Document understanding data
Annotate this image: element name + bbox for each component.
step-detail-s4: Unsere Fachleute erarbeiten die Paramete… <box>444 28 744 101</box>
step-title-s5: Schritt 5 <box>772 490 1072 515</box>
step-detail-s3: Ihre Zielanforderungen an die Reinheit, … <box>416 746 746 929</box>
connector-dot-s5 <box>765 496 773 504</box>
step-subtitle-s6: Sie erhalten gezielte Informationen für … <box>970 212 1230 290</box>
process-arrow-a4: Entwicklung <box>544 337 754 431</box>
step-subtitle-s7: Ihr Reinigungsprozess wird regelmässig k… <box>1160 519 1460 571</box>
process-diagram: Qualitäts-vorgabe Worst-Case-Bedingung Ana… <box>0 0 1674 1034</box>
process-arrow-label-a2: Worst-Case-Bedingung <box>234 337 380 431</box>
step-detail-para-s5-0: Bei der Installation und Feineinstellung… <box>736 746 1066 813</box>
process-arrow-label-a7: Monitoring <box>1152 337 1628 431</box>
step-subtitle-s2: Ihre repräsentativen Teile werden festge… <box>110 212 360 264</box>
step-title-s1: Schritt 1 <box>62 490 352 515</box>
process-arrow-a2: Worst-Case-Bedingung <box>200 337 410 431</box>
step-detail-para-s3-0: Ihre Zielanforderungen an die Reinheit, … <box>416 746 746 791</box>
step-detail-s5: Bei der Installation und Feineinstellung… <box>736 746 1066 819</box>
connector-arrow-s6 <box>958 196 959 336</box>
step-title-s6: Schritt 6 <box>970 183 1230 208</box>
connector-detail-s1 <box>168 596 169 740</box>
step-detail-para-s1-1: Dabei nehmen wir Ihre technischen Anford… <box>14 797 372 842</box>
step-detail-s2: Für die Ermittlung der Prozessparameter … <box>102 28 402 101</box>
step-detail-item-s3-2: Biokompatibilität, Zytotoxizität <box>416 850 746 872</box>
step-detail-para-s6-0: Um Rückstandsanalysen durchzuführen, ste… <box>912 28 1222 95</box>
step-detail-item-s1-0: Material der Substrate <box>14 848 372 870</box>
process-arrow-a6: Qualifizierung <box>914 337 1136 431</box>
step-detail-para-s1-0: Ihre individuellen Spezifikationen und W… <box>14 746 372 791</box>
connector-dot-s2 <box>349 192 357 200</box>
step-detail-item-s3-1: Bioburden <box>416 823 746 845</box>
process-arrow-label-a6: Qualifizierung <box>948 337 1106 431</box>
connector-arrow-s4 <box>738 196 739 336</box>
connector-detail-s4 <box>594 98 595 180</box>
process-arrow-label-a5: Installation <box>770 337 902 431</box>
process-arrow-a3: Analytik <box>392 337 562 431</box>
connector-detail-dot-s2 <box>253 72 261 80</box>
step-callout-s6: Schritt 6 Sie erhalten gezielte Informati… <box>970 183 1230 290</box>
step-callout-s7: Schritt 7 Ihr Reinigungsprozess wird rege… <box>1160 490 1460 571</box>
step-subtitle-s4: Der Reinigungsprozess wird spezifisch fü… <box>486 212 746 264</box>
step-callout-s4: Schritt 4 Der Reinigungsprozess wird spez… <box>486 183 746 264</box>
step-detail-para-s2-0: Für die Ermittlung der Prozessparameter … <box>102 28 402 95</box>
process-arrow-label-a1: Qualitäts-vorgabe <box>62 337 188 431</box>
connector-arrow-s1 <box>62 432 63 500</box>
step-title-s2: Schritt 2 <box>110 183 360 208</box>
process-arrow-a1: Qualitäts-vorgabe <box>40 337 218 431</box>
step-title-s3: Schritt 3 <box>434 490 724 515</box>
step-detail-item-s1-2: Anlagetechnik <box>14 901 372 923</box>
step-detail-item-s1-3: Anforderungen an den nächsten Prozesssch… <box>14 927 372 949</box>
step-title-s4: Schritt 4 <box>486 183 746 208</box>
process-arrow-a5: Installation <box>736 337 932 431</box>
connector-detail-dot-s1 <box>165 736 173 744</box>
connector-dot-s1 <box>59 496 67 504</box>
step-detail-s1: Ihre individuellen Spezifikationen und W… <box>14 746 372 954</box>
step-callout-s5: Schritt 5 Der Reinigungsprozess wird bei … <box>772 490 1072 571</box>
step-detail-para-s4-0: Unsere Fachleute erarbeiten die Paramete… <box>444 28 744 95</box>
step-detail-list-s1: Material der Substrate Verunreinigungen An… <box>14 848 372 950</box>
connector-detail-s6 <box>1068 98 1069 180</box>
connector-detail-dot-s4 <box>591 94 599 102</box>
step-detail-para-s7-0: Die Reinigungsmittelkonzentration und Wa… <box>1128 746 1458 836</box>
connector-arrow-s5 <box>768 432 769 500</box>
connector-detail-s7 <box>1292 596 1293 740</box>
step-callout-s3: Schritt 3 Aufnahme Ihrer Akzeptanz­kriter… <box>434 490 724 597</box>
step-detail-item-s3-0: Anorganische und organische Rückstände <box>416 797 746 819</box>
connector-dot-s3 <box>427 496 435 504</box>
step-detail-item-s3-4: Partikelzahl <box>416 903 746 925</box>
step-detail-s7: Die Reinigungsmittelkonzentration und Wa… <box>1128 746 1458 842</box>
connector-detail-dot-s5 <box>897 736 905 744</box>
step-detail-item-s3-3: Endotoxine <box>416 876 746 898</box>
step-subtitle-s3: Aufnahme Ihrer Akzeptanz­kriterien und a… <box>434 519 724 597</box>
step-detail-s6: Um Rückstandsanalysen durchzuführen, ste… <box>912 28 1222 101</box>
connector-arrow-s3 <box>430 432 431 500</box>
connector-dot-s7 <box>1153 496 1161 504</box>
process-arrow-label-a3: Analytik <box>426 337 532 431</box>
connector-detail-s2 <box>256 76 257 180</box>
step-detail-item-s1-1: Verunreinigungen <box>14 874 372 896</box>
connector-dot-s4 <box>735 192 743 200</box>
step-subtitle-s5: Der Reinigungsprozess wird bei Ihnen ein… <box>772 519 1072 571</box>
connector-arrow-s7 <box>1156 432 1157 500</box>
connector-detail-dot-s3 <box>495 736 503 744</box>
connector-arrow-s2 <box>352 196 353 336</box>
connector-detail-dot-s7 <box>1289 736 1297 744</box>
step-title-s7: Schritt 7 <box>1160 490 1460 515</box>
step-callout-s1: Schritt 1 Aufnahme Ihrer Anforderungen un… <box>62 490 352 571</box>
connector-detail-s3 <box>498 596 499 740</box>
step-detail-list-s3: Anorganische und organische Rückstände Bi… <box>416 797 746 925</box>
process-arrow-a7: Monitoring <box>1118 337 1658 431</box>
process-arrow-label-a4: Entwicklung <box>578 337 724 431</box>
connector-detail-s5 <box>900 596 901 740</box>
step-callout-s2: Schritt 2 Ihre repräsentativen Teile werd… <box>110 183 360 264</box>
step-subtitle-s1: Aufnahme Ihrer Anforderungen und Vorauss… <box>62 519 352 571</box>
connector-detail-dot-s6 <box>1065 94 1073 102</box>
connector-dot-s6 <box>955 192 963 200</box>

**Exercise directions**
Copy each entry above exactly, character for character.

**Exercise result**
Annotate this image: element name + bbox for each component.
step-detail-s4: Unsere Fachleute erarbeiten die Paramete… <box>444 28 744 101</box>
step-title-s5: Schritt 5 <box>772 490 1072 515</box>
step-detail-s3: Ihre Zielanforderungen an die Reinheit, … <box>416 746 746 929</box>
connector-dot-s5 <box>765 496 773 504</box>
step-subtitle-s6: Sie erhalten gezielte Informationen für … <box>970 212 1230 290</box>
process-arrow-a4: Entwicklung <box>544 337 754 431</box>
step-subtitle-s7: Ihr Reinigungsprozess wird regelmässig k… <box>1160 519 1460 571</box>
process-diagram: Qualitäts-vorgabe Worst-Case-Bedingung Ana… <box>0 0 1674 1034</box>
process-arrow-label-a2: Worst-Case-Bedingung <box>234 337 380 431</box>
step-detail-para-s5-0: Bei der Installation und Feineinstellung… <box>736 746 1066 813</box>
process-arrow-label-a7: Monitoring <box>1152 337 1628 431</box>
step-subtitle-s2: Ihre repräsentativen Teile werden festge… <box>110 212 360 264</box>
step-title-s1: Schritt 1 <box>62 490 352 515</box>
process-arrow-a2: Worst-Case-Bedingung <box>200 337 410 431</box>
step-detail-para-s3-0: Ihre Zielanforderungen an die Reinheit, … <box>416 746 746 791</box>
step-detail-s5: Bei der Installation und Feineinstellung… <box>736 746 1066 819</box>
connector-arrow-s6 <box>958 196 959 336</box>
step-title-s6: Schritt 6 <box>970 183 1230 208</box>
connector-detail-s1 <box>168 596 169 740</box>
step-detail-para-s1-1: Dabei nehmen wir Ihre technischen Anford… <box>14 797 372 842</box>
step-detail-s2: Für die Ermittlung der Prozessparameter … <box>102 28 402 101</box>
step-detail-item-s3-2: Biokompatibilität, Zytotoxizität <box>416 850 746 872</box>
step-detail-para-s6-0: Um Rückstandsanalysen durchzuführen, ste… <box>912 28 1222 95</box>
step-detail-item-s1-0: Material der Substrate <box>14 848 372 870</box>
process-arrow-a6: Qualifizierung <box>914 337 1136 431</box>
step-detail-para-s1-0: Ihre individuellen Spezifikationen und W… <box>14 746 372 791</box>
connector-dot-s2 <box>349 192 357 200</box>
step-detail-item-s3-1: Bioburden <box>416 823 746 845</box>
process-arrow-label-a6: Qualifizierung <box>948 337 1106 431</box>
connector-arrow-s4 <box>738 196 739 336</box>
connector-detail-s4 <box>594 98 595 180</box>
process-arrow-label-a5: Installation <box>770 337 902 431</box>
process-arrow-a3: Analytik <box>392 337 562 431</box>
connector-detail-dot-s2 <box>253 72 261 80</box>
step-callout-s6: Schritt 6 Sie erhalten gezielte Informati… <box>970 183 1230 290</box>
step-callout-s7: Schritt 7 Ihr Reinigungsprozess wird rege… <box>1160 490 1460 571</box>
step-subtitle-s4: Der Reinigungsprozess wird spezifisch fü… <box>486 212 746 264</box>
step-callout-s4: Schritt 4 Der Reinigungsprozess wird spez… <box>486 183 746 264</box>
step-detail-para-s2-0: Für die Ermittlung der Prozessparameter … <box>102 28 402 95</box>
process-arrow-label-a1: Qualitäts-vorgabe <box>62 337 188 431</box>
connector-arrow-s1 <box>62 432 63 500</box>
step-title-s2: Schritt 2 <box>110 183 360 208</box>
process-arrow-a1: Qualitäts-vorgabe <box>40 337 218 431</box>
step-title-s3: Schritt 3 <box>434 490 724 515</box>
step-detail-item-s1-2: Anlagetechnik <box>14 901 372 923</box>
step-detail-item-s1-3: Anforderungen an den nächsten Prozesssch… <box>14 927 372 949</box>
step-title-s4: Schritt 4 <box>486 183 746 208</box>
process-arrow-a5: Installation <box>736 337 932 431</box>
connector-detail-dot-s1 <box>165 736 173 744</box>
connector-dot-s1 <box>59 496 67 504</box>
step-detail-s1: Ihre individuellen Spezifikationen und W… <box>14 746 372 954</box>
step-callout-s5: Schritt 5 Der Reinigungsprozess wird bei … <box>772 490 1072 571</box>
step-detail-para-s4-0: Unsere Fachleute erarbeiten die Paramete… <box>444 28 744 95</box>
step-detail-list-s1: Material der Substrate Verunreinigungen An… <box>14 848 372 950</box>
connector-detail-s6 <box>1068 98 1069 180</box>
connector-detail-dot-s4 <box>591 94 599 102</box>
step-detail-para-s7-0: Die Reinigungsmittelkonzentration und Wa… <box>1128 746 1458 836</box>
connector-arrow-s5 <box>768 432 769 500</box>
connector-detail-s7 <box>1292 596 1293 740</box>
step-callout-s3: Schritt 3 Aufnahme Ihrer Akzeptanz­kriter… <box>434 490 724 597</box>
step-detail-item-s3-0: Anorganische und organische Rückstände <box>416 797 746 819</box>
connector-dot-s3 <box>427 496 435 504</box>
step-detail-item-s3-4: Partikelzahl <box>416 903 746 925</box>
step-detail-s7: Die Reinigungsmittelkonzentration und Wa… <box>1128 746 1458 842</box>
connector-detail-dot-s5 <box>897 736 905 744</box>
step-detail-item-s3-3: Endotoxine <box>416 876 746 898</box>
step-subtitle-s3: Aufnahme Ihrer Akzeptanz­kriterien und a… <box>434 519 724 597</box>
step-detail-s6: Um Rückstandsanalysen durchzuführen, ste… <box>912 28 1222 101</box>
connector-arrow-s3 <box>430 432 431 500</box>
connector-dot-s7 <box>1153 496 1161 504</box>
process-arrow-label-a3: Analytik <box>426 337 532 431</box>
connector-detail-s2 <box>256 76 257 180</box>
step-detail-item-s1-1: Verunreinigungen <box>14 874 372 896</box>
connector-dot-s4 <box>735 192 743 200</box>
step-subtitle-s5: Der Reinigungsprozess wird bei Ihnen ein… <box>772 519 1072 571</box>
connector-arrow-s7 <box>1156 432 1157 500</box>
connector-detail-dot-s3 <box>495 736 503 744</box>
connector-arrow-s2 <box>352 196 353 336</box>
connector-detail-dot-s7 <box>1289 736 1297 744</box>
step-title-s7: Schritt 7 <box>1160 490 1460 515</box>
step-callout-s1: Schritt 1 Aufnahme Ihrer Anforderungen un… <box>62 490 352 571</box>
connector-detail-s3 <box>498 596 499 740</box>
step-detail-list-s3: Anorganische und organische Rückstände Bi… <box>416 797 746 925</box>
process-arrow-a7: Monitoring <box>1118 337 1658 431</box>
process-arrow-label-a4: Entwicklung <box>578 337 724 431</box>
connector-detail-s5 <box>900 596 901 740</box>
step-callout-s2: Schritt 2 Ihre repräsentativen Teile werd… <box>110 183 360 264</box>
step-subtitle-s1: Aufnahme Ihrer Anforderungen und Vorauss… <box>62 519 352 571</box>
connector-detail-dot-s6 <box>1065 94 1073 102</box>
connector-dot-s6 <box>955 192 963 200</box>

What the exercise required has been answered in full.